Task to complete:
Would you output the whole listing below, exactly as it reads?

§

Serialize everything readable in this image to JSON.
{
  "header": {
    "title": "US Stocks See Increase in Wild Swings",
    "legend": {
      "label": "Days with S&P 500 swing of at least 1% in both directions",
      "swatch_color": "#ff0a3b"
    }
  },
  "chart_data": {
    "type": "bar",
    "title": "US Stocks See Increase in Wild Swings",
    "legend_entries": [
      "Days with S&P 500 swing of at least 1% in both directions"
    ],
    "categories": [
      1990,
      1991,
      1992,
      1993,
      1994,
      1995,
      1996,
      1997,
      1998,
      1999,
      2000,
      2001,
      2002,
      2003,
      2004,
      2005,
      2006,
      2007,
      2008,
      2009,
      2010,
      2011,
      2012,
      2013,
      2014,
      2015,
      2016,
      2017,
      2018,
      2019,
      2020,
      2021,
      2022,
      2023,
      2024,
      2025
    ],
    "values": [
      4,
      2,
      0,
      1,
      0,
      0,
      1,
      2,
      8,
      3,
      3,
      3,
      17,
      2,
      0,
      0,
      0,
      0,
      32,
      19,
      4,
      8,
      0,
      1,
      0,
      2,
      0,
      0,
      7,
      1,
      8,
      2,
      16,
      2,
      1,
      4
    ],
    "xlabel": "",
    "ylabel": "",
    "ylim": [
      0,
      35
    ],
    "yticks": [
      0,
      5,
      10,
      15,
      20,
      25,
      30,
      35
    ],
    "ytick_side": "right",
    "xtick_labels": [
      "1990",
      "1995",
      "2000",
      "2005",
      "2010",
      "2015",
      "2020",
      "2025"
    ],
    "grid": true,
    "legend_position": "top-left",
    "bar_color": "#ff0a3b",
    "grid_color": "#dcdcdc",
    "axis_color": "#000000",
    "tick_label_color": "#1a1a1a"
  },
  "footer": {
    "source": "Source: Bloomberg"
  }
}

§

Solution to the exercise:
Serialize everything readable in this image to JSON.
{
  "header": {
    "title": "US Stocks See Increase in Wild Swings",
    "legend": {
      "label": "Days with S&P 500 swing of at least 1% in both directions",
      "swatch_color": "#ff0a3b"
    }
  },
  "chart_data": {
    "type": "bar",
    "title": "US Stocks See Increase in Wild Swings",
    "legend_entries": [
      "Days with S&P 500 swing of at least 1% in both directions"
    ],
    "categories": [
      1990,
      1991,
      1992,
      1993,
      1994,
      1995,
      1996,
      1997,
      1998,
      1999,
      2000,
      2001,
      2002,
      2003,
      2004,
      2005,
      2006,
      2007,
      2008,
      2009,
      2010,
      2011,
      2012,
      2013,
      2014,
      2015,
      2016,
      2017,
      2018,
      2019,
      2020,
      2021,
      2022,
      2023,
      2024,
      2025
    ],
    "values": [
      4,
      2,
      0,
      1,
      0,
      0,
      1,
      2,
      8,
      3,
      3,
      3,
      17,
      2,
      0,
      0,
      0,
      0,
      32,
      19,
      4,
      8,
      0,
      1,
      0,
      2,
      0,
      0,
      7,
      1,
      8,
      2,
      16,
      2,
      1,
      4
    ],
    "xlabel": "",
    "ylabel": "",
    "ylim": [
      0,
      35
    ],
    "yticks": [
      0,
      5,
      10,
      15,
      20,
      25,
      30,
      35
    ],
    "ytick_side": "right",
    "xtick_labels": [
      "1990",
      "1995",
      "2000",
      "2005",
      "2010",
      "2015",
      "2020",
      "2025"
    ],
    "grid": true,
    "legend_position": "top-left",
    "bar_color": "#ff0a3b",
    "grid_color": "#dcdcdc",
    "axis_color": "#000000",
    "tick_label_color": "#1a1a1a"
  },
  "footer": {
    "source": "Source: Bloomberg"
  }
}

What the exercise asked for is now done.